- TASK
Without changing a character, return the entries, but not the images they hold.
##############################
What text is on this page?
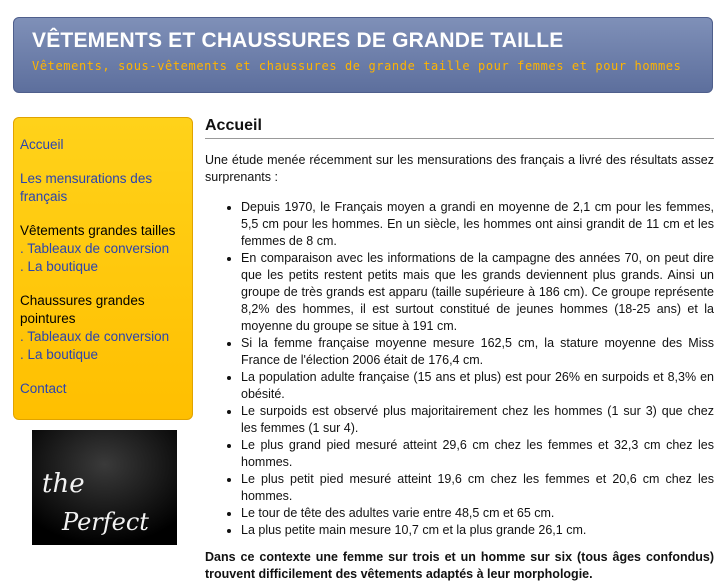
VÊTEMENTS ET CHAUSSURES DE GRANDE TAILLE

Vêtements, sous-vêtements et chaussures de grande taille pour femmes et pour hommes

Accueil
Les mensurations des français
Vêtements grandes tailles
. Tableaux de conversion
. La boutique
Chaussures grandes pointures
. Tableaux de conversion
. La boutique
Contact
the
Perfect
Accueil

Une étude menée récemment sur les mensurations des français a livré des résultats assez surprenants :

• Depuis 1970, le Français moyen a grandi en moyenne de 2,1 cm pour les femmes, 5,5 cm pour les hommes. En un siècle, les hommes ont ainsi grandit de 11 cm et les femmes de 8 cm.
• En comparaison avec les informations de la campagne des années 70, on peut dire que les petits restent petits mais que les grands deviennent plus grands. Ainsi un groupe de très grands est apparu (taille supérieure à 186 cm). Ce groupe représente 8,2% des hommes, il est surtout constitué de jeunes hommes (18-25 ans) et la moyenne du groupe se situe à 191 cm.
• Si la femme française moyenne mesure 162,5 cm, la stature moyenne des Miss France de l'élection 2006 était de 176,4 cm.
• La population adulte française (15 ans et plus) est pour 26% en surpoids et 8,3% en obésité.
• Le surpoids est observé plus majoritairement chez les hommes (1 sur 3) que chez les femmes (1 sur 4).
• Le plus grand pied mesuré atteint 29,6 cm chez les femmes et 32,3 cm chez les hommes.
• Le plus petit pied mesuré atteint 19,6 cm chez les femmes et 20,6 cm chez les hommes.
• Le tour de tête des adultes varie entre 48,5 cm et 65 cm.
• La plus petite main mesure 10,7 cm et la plus grande 26,1 cm.

Dans ce contexte une femme sur trois et un homme sur six (tous âges confondus) trouvent difficilement des vêtements adaptés à leur morphologie.
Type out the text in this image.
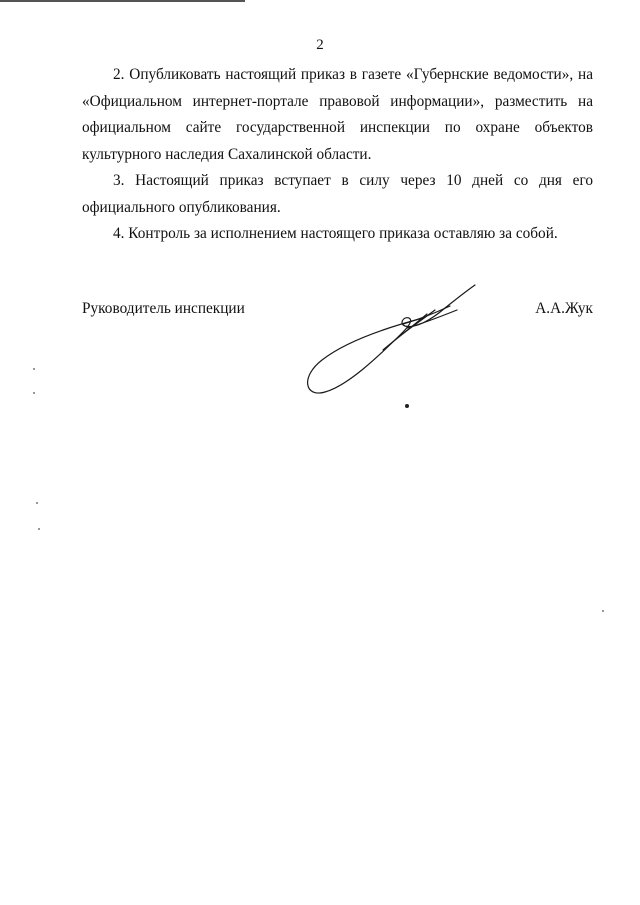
2

2. Опубликовать настоящий приказ в газете «Губернские ведомости», на «Официальном интернет-портале правовой информации», разместить на официальном сайте государственной инспекции по охране объектов культурного наследия Сахалинской области.

3. Настоящий приказ вступает в силу через 10 дней со дня его официального опубликования.

4. Контроль за исполнением настоящего приказа оставляю за собой.

Руководитель инспекции	А.А.Жук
##############################
- ANSWER IN FULL
What text is on this page?
VÊTEMENTS ET CHAUSSURES DE GRANDE TAILLE

Vêtements, sous-vêtements et chaussures de grande taille pour femmes et pour hommes

Accueil
Les mensurations des français
Vêtements grandes tailles
. Tableaux de conversion
. La boutique
Chaussures grandes pointures
. Tableaux de conversion
. La boutique
Contact
the
Perfect
Accueil

Une étude menée récemment sur les mensurations des français a livré des résultats assez surprenants :

• Depuis 1970, le Français moyen a grandi en moyenne de 2,1 cm pour les femmes, 5,5 cm pour les hommes. En un siècle, les hommes ont ainsi grandit de 11 cm et les femmes de 8 cm.
• En comparaison avec les informations de la campagne des années 70, on peut dire que les petits restent petits mais que les grands deviennent plus grands. Ainsi un groupe de très grands est apparu (taille supérieure à 186 cm). Ce groupe représente 8,2% des hommes, il est surtout constitué de jeunes hommes (18-25 ans) et la moyenne du groupe se situe à 191 cm.
• Si la femme française moyenne mesure 162,5 cm, la stature moyenne des Miss France de l'élection 2006 était de 176,4 cm.
• La population adulte française (15 ans et plus) est pour 26% en surpoids et 8,3% en obésité.
• Le surpoids est observé plus majoritairement chez les hommes (1 sur 3) que chez les femmes (1 sur 4).
• Le plus grand pied mesuré atteint 29,6 cm chez les femmes et 32,3 cm chez les hommes.
• Le plus petit pied mesuré atteint 19,6 cm chez les femmes et 20,6 cm chez les hommes.
• Le tour de tête des adultes varie entre 48,5 cm et 65 cm.
• La plus petite main mesure 10,7 cm et la plus grande 26,1 cm.

Dans ce contexte une femme sur trois et un homme sur six (tous âges confondus) trouvent difficilement des vêtements adaptés à leur morphologie.
Type out the text in this image.
2

2. Опубликовать настоящий приказ в газете «Губернские ведомости», на «Официальном интернет-портале правовой информации», разместить на официальном сайте государственной инспекции по охране объектов культурного наследия Сахалинской области.

3. Настоящий приказ вступает в силу через 10 дней со дня его официального опубликования.

4. Контроль за исполнением настоящего приказа оставляю за собой.

Руководитель инспекции	А.А.Жук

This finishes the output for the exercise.